Given task:
Find the lines containing the word "this" and copy every one of them.
## START Supplied data
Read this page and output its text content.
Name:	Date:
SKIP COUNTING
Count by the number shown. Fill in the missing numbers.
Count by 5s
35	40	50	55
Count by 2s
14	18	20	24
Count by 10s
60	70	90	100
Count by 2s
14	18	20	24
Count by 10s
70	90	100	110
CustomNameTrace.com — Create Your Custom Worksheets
## END Supplied data
## START Supplied data
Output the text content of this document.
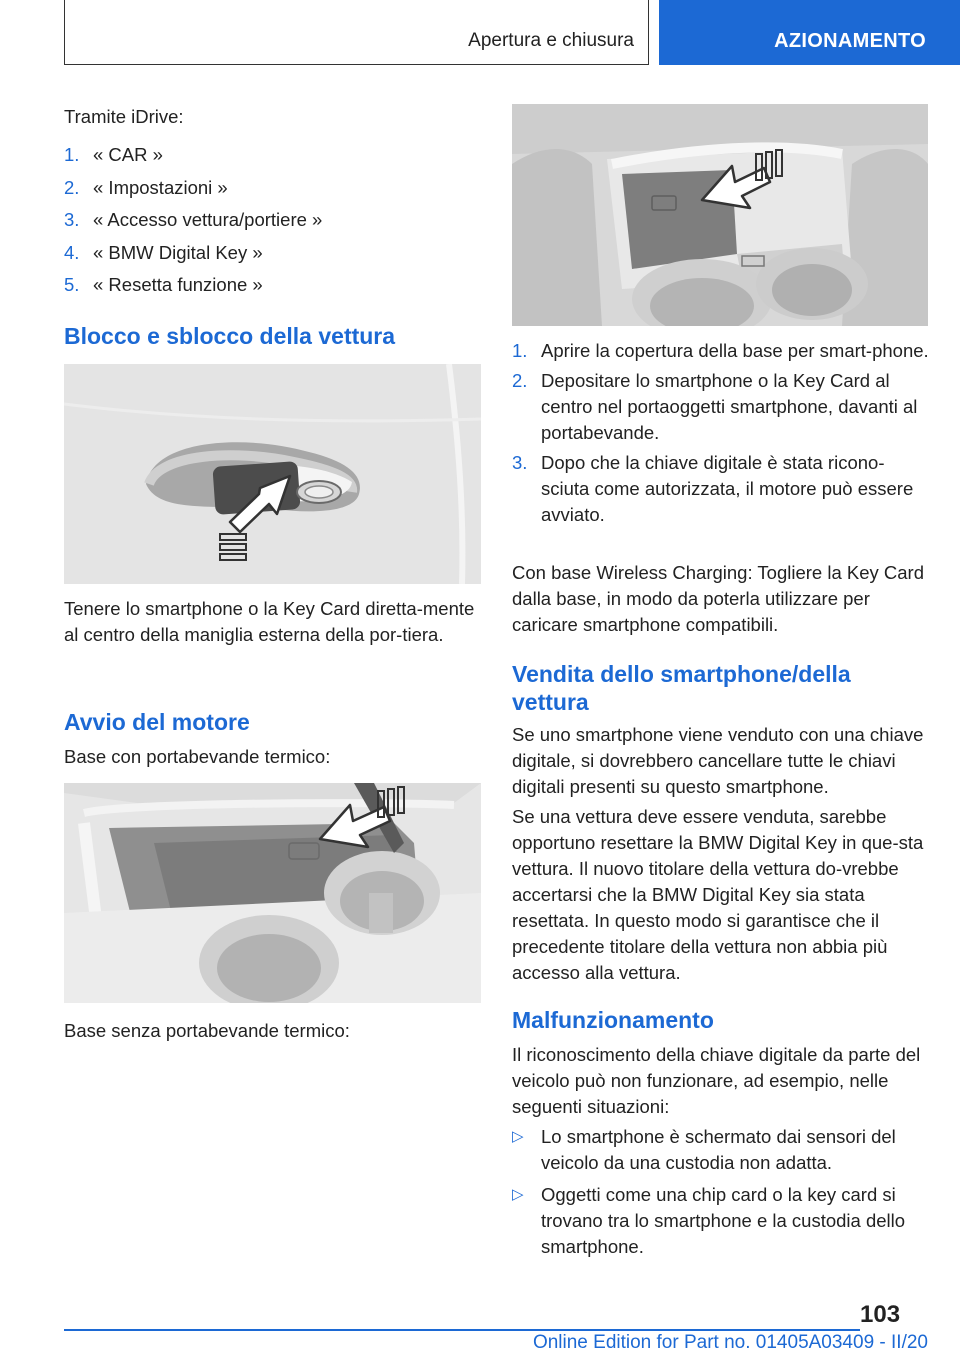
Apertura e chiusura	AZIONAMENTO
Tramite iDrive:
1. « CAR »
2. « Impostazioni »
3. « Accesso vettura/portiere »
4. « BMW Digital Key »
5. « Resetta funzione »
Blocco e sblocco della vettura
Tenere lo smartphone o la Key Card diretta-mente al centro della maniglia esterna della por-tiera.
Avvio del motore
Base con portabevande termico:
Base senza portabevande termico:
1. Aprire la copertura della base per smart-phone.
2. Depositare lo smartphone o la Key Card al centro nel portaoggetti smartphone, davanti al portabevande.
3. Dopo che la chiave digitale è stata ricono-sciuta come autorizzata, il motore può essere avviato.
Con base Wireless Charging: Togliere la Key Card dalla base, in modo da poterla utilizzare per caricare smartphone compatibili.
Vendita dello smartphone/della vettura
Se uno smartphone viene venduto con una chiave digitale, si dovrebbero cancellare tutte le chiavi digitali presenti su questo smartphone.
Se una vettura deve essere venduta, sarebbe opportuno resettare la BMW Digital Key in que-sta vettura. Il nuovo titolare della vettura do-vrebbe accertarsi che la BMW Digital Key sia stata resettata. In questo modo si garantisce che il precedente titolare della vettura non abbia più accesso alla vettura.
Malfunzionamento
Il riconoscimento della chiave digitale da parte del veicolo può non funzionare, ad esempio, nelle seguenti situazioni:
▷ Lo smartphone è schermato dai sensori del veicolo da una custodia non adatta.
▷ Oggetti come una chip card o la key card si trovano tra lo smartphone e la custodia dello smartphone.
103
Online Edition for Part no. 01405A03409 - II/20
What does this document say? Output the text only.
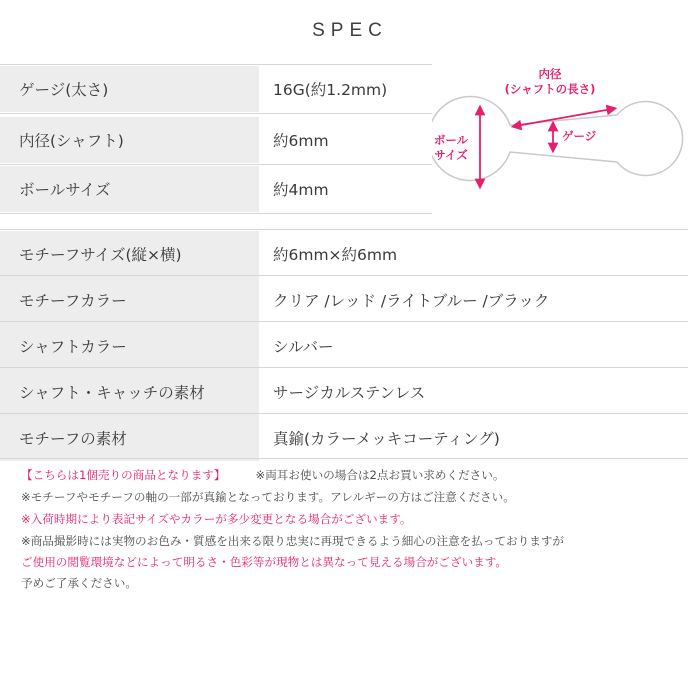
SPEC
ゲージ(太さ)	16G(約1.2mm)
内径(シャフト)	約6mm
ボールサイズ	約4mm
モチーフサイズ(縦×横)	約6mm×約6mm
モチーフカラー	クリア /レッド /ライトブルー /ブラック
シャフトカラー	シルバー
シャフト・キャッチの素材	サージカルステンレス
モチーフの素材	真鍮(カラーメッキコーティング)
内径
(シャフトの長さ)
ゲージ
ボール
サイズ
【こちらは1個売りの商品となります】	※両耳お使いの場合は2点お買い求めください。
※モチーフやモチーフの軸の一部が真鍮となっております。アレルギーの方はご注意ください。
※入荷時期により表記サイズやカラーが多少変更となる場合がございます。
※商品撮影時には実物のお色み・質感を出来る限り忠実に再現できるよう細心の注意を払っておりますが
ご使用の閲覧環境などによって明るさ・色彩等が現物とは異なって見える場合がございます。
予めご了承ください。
## END Supplied data
## START Supplied data
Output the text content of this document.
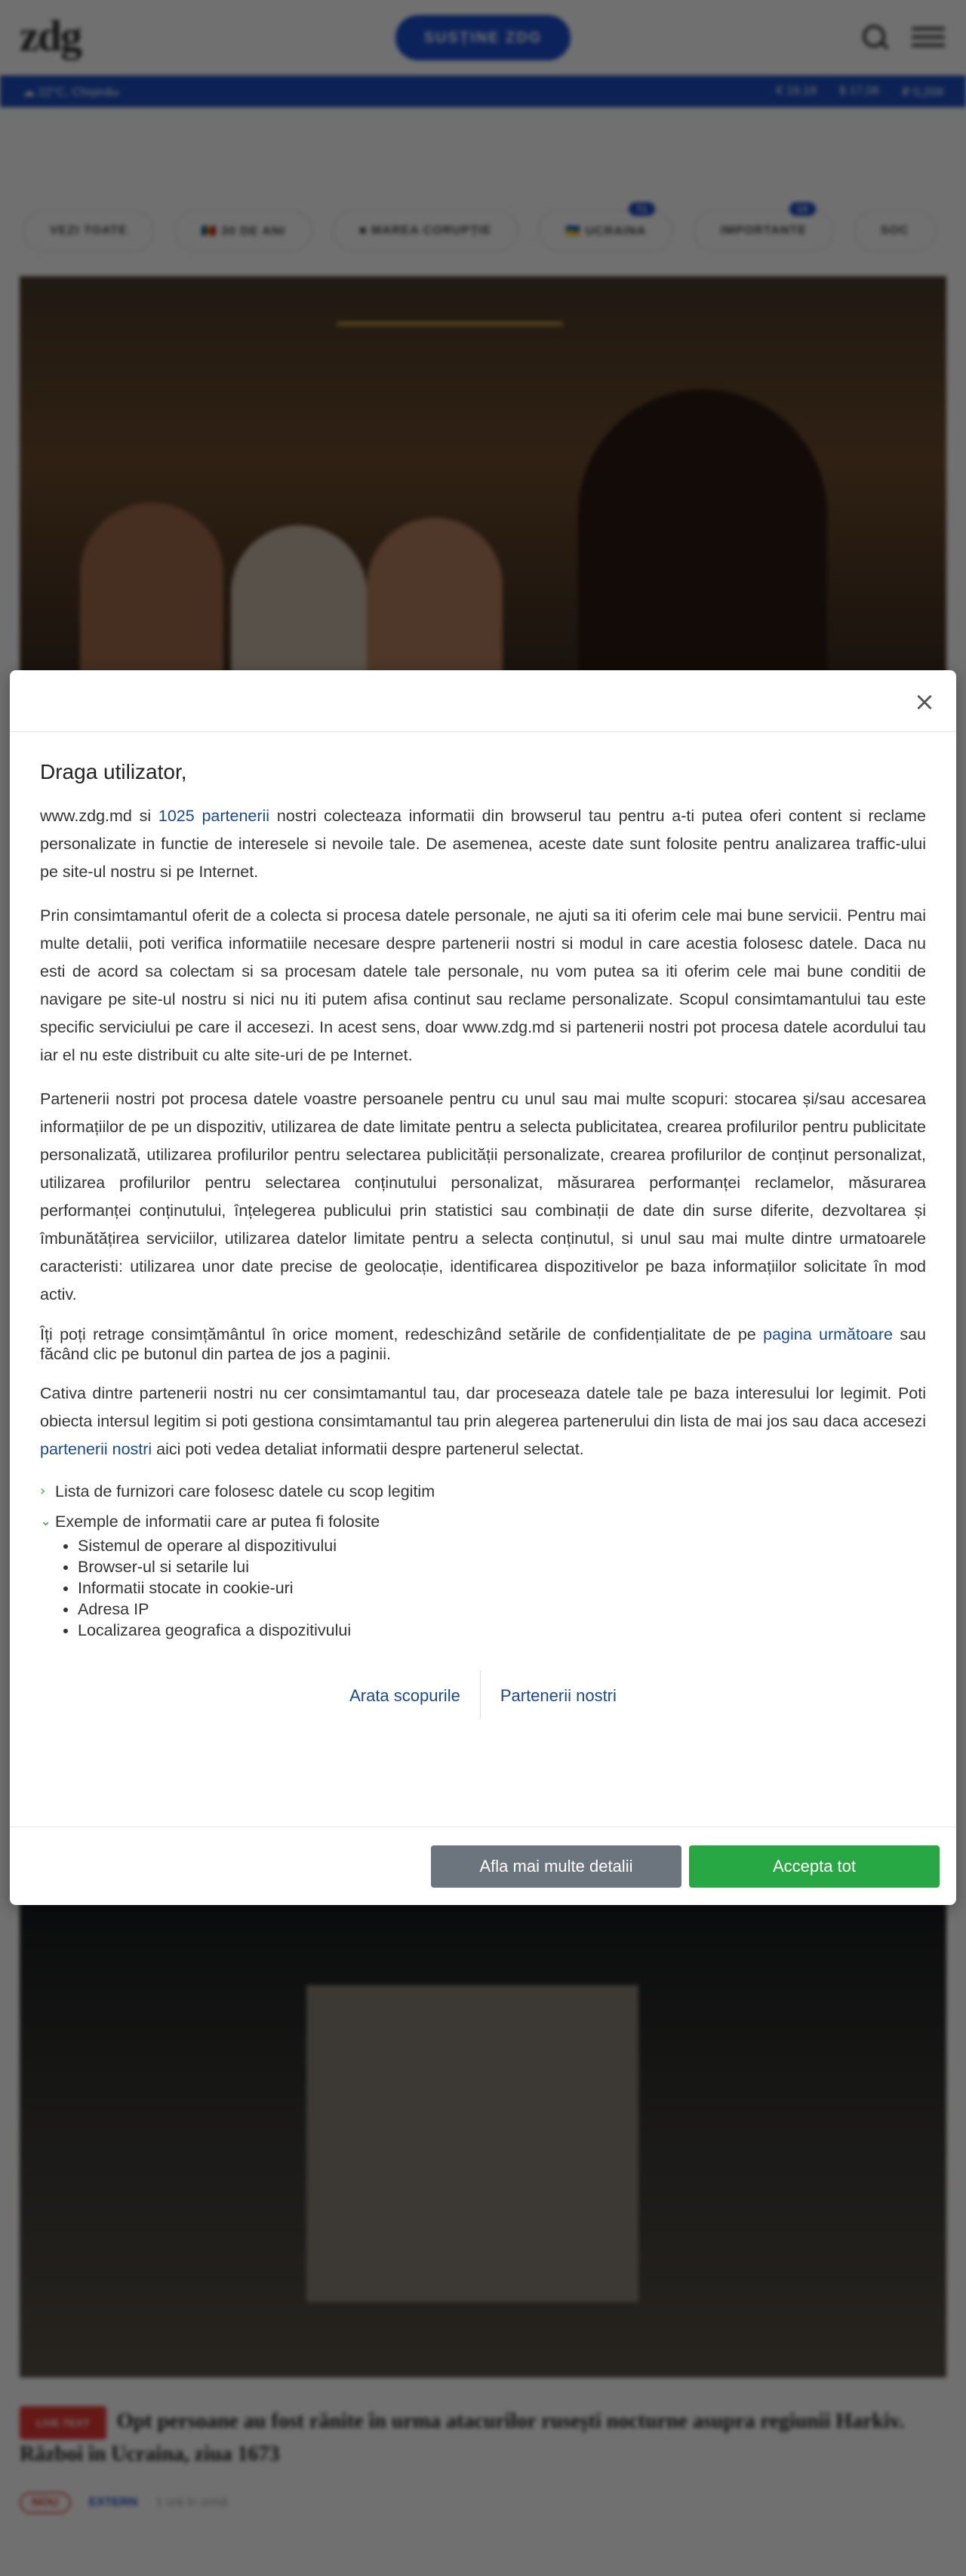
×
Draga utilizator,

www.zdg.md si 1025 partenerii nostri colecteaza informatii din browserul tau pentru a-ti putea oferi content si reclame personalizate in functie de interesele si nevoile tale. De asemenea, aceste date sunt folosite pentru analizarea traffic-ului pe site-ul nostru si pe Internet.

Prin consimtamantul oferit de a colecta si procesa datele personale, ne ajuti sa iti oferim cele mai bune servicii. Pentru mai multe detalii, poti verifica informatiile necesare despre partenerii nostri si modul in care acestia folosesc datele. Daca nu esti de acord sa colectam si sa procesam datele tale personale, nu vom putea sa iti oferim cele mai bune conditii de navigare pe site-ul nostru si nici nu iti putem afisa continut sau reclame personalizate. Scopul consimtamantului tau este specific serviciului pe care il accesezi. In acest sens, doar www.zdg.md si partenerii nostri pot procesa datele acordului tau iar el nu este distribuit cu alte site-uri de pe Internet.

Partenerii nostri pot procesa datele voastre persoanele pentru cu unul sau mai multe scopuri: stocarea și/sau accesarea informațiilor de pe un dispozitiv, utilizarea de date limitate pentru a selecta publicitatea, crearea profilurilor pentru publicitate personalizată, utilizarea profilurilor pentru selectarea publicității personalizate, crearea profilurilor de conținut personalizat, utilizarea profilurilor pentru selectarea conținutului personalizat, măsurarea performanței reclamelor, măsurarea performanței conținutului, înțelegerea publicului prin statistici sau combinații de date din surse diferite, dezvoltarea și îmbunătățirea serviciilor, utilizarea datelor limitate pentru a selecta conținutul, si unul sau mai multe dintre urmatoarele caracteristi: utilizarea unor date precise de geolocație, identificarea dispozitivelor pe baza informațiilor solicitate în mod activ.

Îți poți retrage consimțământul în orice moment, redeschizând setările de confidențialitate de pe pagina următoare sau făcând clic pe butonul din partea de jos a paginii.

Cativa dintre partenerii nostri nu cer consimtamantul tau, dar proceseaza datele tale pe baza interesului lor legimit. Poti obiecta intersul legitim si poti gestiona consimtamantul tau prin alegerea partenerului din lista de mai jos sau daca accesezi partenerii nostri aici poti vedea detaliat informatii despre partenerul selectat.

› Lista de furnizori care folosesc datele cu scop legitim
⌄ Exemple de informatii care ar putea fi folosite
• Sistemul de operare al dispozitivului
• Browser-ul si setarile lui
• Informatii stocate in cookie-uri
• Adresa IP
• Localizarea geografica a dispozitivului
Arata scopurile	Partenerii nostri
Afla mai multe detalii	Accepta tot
## END Supplied data
Task response:
Read this page and output its text content.
Output the text content of this document.
What does this document say? Output the text only.
Output the text content of this document.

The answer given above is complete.